**Required task**
Leaving out the pictures, retype all the material exactly.

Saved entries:
▼

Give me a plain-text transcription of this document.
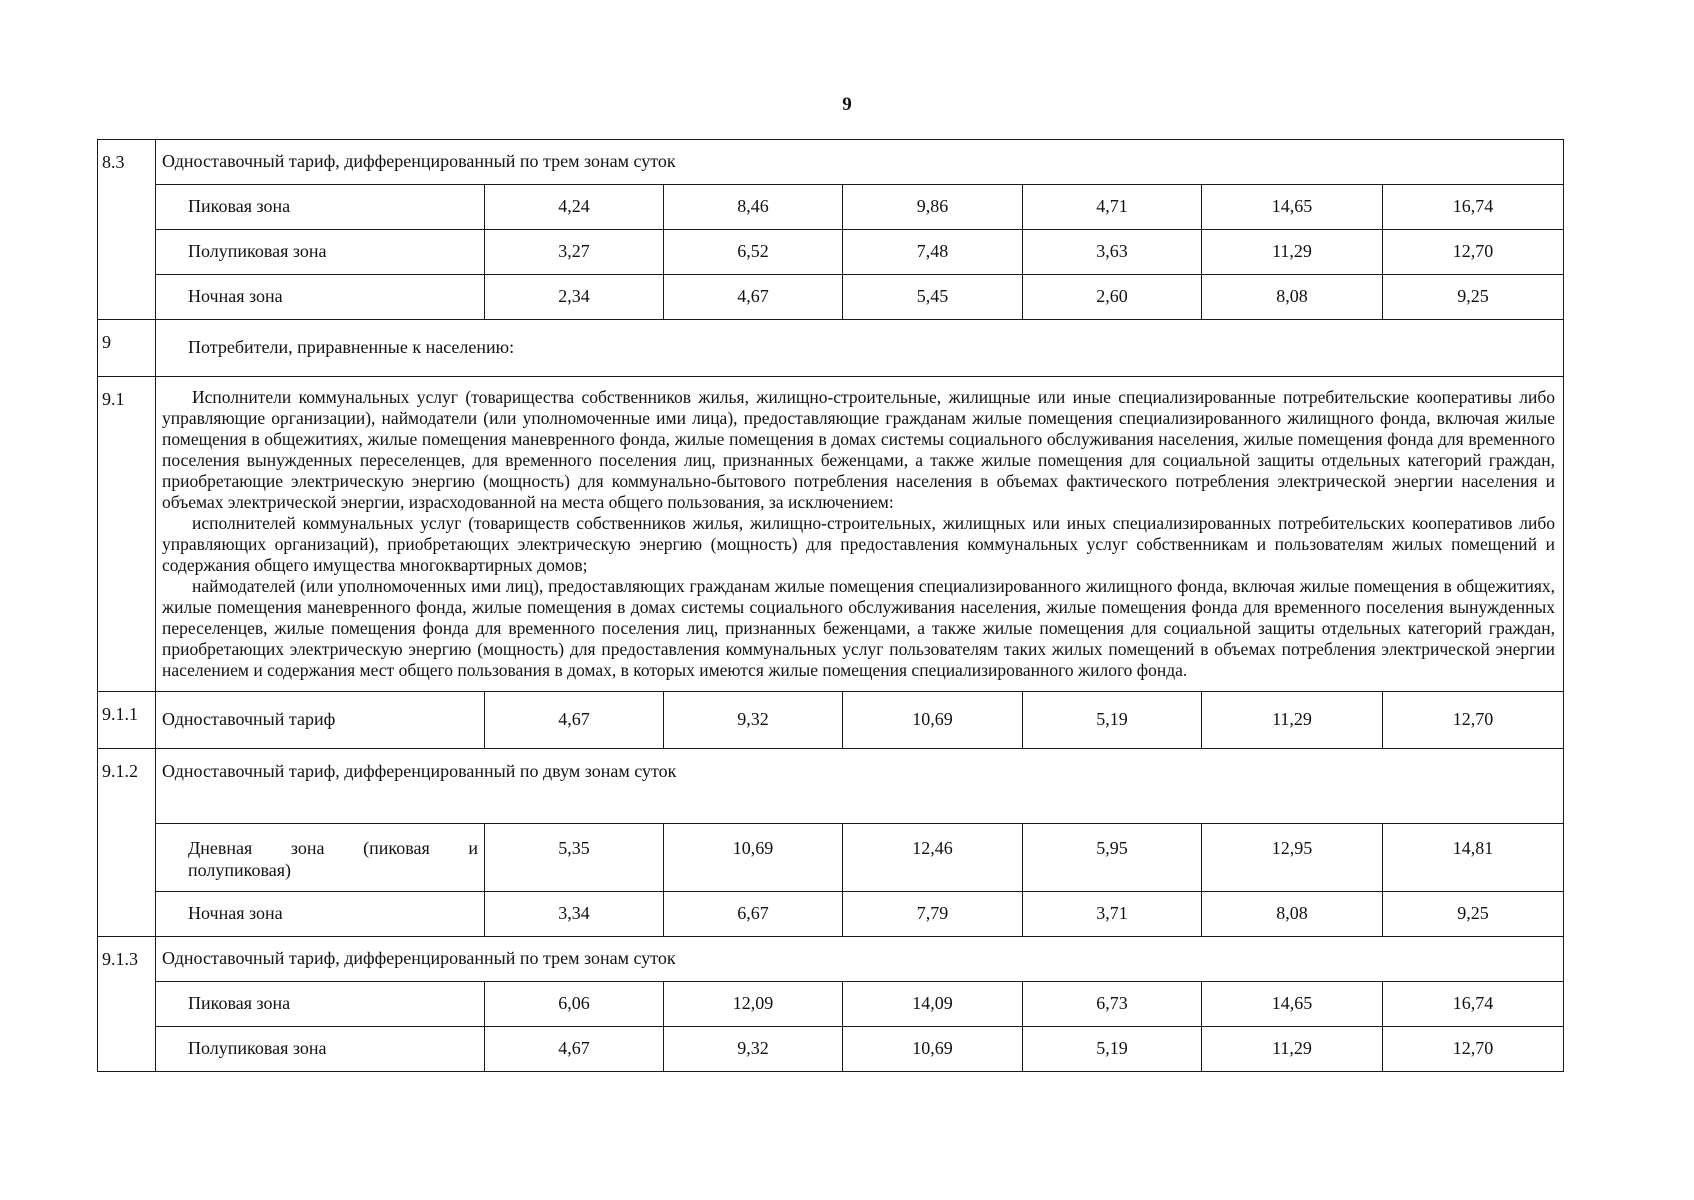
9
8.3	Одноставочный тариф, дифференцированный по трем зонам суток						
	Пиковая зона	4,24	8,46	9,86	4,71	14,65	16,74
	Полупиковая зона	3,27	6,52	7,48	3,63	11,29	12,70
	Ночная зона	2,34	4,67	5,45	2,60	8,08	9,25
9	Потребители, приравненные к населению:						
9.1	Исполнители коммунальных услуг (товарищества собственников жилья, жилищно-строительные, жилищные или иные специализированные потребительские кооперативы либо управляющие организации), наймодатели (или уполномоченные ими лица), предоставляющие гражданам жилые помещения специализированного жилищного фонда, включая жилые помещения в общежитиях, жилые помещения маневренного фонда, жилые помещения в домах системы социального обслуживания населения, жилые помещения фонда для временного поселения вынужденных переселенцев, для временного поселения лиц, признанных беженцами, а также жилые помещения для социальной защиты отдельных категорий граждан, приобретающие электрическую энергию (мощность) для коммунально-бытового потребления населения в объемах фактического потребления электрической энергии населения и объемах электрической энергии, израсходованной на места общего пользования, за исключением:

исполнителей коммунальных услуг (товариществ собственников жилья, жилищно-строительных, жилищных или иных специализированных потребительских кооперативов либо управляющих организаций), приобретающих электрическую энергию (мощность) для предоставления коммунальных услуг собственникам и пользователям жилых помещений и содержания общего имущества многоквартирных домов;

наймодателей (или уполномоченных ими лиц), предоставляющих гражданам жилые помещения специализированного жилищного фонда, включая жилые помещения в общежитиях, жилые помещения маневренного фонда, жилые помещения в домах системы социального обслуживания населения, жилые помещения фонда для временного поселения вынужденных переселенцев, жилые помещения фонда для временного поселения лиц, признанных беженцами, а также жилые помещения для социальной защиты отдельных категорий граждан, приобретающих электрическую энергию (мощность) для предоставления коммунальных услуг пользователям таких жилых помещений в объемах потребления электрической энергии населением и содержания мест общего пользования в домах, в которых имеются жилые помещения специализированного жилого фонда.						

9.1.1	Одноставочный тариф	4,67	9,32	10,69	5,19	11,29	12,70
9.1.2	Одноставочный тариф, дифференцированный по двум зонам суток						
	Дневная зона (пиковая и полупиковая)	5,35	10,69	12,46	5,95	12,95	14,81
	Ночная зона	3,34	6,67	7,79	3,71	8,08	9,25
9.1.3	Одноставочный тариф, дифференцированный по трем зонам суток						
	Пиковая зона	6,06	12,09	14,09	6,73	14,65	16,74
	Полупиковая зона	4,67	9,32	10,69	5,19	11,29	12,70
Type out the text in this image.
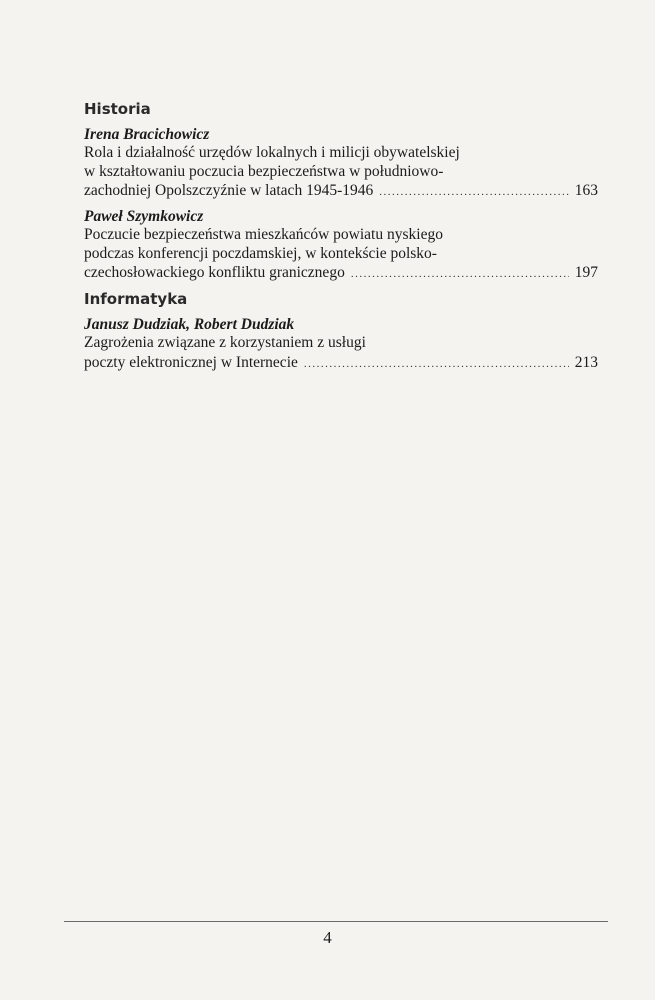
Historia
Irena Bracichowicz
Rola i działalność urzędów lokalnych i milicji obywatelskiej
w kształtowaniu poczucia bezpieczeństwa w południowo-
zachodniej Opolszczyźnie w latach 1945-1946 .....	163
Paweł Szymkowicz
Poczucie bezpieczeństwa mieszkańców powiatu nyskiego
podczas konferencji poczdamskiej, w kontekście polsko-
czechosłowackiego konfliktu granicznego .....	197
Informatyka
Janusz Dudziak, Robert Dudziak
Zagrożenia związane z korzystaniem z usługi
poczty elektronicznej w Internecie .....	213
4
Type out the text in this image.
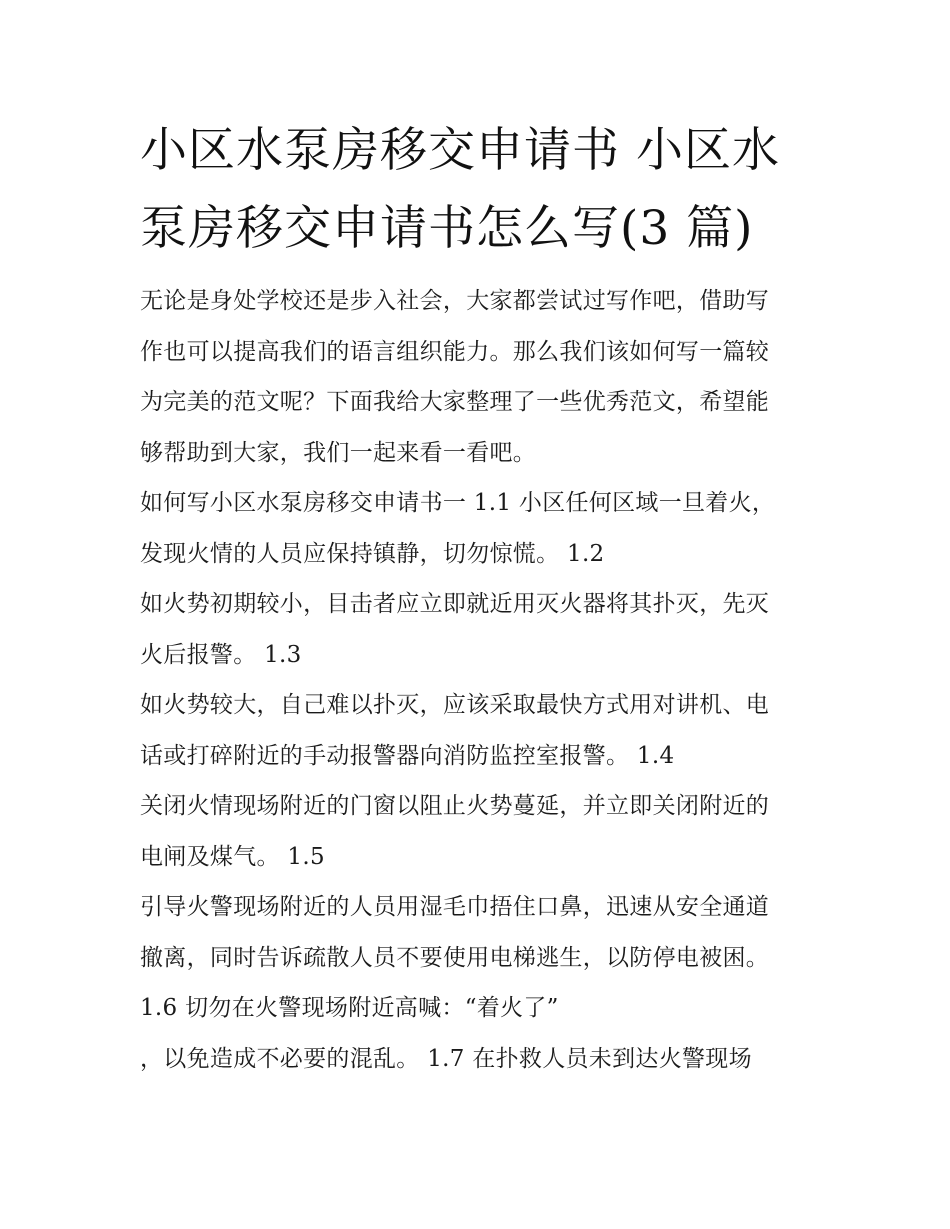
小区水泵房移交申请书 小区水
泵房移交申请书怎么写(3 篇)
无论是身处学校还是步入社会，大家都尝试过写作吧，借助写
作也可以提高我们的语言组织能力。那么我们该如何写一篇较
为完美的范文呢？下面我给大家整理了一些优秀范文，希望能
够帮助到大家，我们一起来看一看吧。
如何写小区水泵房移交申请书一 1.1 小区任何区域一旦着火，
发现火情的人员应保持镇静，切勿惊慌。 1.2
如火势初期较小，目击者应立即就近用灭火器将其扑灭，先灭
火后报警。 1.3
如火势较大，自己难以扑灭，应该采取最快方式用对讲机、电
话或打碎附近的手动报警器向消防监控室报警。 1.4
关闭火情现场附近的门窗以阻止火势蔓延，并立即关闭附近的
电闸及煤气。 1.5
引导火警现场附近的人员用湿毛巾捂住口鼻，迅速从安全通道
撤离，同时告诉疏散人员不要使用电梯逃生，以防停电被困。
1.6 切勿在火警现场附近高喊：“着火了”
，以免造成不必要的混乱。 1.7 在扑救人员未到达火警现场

▲

**Completed task**
Give me a plain-text transcription of this document.
9
8.3	Одноставочный тариф, дифференцированный по трем зонам суток						
	Пиковая зона	4,24	8,46	9,86	4,71	14,65	16,74
	Полупиковая зона	3,27	6,52	7,48	3,63	11,29	12,70
	Ночная зона	2,34	4,67	5,45	2,60	8,08	9,25
9	Потребители, приравненные к населению:						
9.1	Исполнители коммунальных услуг (товарищества собственников жилья, жилищно-строительные, жилищные или иные специализированные потребительские кооперативы либо управляющие организации), наймодатели (или уполномоченные ими лица), предоставляющие гражданам жилые помещения специализированного жилищного фонда, включая жилые помещения в общежитиях, жилые помещения маневренного фонда, жилые помещения в домах системы социального обслуживания населения, жилые помещения фонда для временного поселения вынужденных переселенцев, для временного поселения лиц, признанных беженцами, а также жилые помещения для социальной защиты отдельных категорий граждан, приобретающие электрическую энергию (мощность) для коммунально-бытового потребления населения в объемах фактического потребления электрической энергии населения и объемах электрической энергии, израсходованной на места общего пользования, за исключением:

исполнителей коммунальных услуг (товариществ собственников жилья, жилищно-строительных, жилищных или иных специализированных потребительских кооперативов либо управляющих организаций), приобретающих электрическую энергию (мощность) для предоставления коммунальных услуг собственникам и пользователям жилых помещений и содержания общего имущества многоквартирных домов;

наймодателей (или уполномоченных ими лиц), предоставляющих гражданам жилые помещения специализированного жилищного фонда, включая жилые помещения в общежитиях, жилые помещения маневренного фонда, жилые помещения в домах системы социального обслуживания населения, жилые помещения фонда для временного поселения вынужденных переселенцев, жилые помещения фонда для временного поселения лиц, признанных беженцами, а также жилые помещения для социальной защиты отдельных категорий граждан, приобретающих электрическую энергию (мощность) для предоставления коммунальных услуг пользователям таких жилых помещений в объемах потребления электрической энергии населением и содержания мест общего пользования в домах, в которых имеются жилые помещения специализированного жилого фонда.						

9.1.1	Одноставочный тариф	4,67	9,32	10,69	5,19	11,29	12,70
9.1.2	Одноставочный тариф, дифференцированный по двум зонам суток						
	Дневная зона (пиковая и полупиковая)	5,35	10,69	12,46	5,95	12,95	14,81
	Ночная зона	3,34	6,67	7,79	3,71	8,08	9,25
9.1.3	Одноставочный тариф, дифференцированный по трем зонам суток						
	Пиковая зона	6,06	12,09	14,09	6,73	14,65	16,74
	Полупиковая зона	4,67	9,32	10,69	5,19	11,29	12,70
Type out the text in this image.
Historia
Irena Bracichowicz
Rola i działalność urzędów lokalnych i milicji obywatelskiej
w kształtowaniu poczucia bezpieczeństwa w południowo-
zachodniej Opolszczyźnie w latach 1945-1946 .....	163
Paweł Szymkowicz
Poczucie bezpieczeństwa mieszkańców powiatu nyskiego
podczas konferencji poczdamskiej, w kontekście polsko-
czechosłowackiego konfliktu granicznego .....	197
Informatyka
Janusz Dudziak, Robert Dudziak
Zagrożenia związane z korzystaniem z usługi
poczty elektronicznej w Internecie .....	213
4
Type out the text in this image.
小区水泵房移交申请书 小区水
泵房移交申请书怎么写(3 篇)
无论是身处学校还是步入社会，大家都尝试过写作吧，借助写
作也可以提高我们的语言组织能力。那么我们该如何写一篇较
为完美的范文呢？下面我给大家整理了一些优秀范文，希望能
够帮助到大家，我们一起来看一看吧。
如何写小区水泵房移交申请书一 1.1 小区任何区域一旦着火，
发现火情的人员应保持镇静，切勿惊慌。 1.2
如火势初期较小，目击者应立即就近用灭火器将其扑灭，先灭
火后报警。 1.3
如火势较大，自己难以扑灭，应该采取最快方式用对讲机、电
话或打碎附近的手动报警器向消防监控室报警。 1.4
关闭火情现场附近的门窗以阻止火势蔓延，并立即关闭附近的
电闸及煤气。 1.5
引导火警现场附近的人员用湿毛巾捂住口鼻，迅速从安全通道
撤离，同时告诉疏散人员不要使用电梯逃生，以防停电被困。
1.6 切勿在火警现场附近高喊：“着火了”
，以免造成不必要的混乱。 1.7 在扑救人员未到达火警现场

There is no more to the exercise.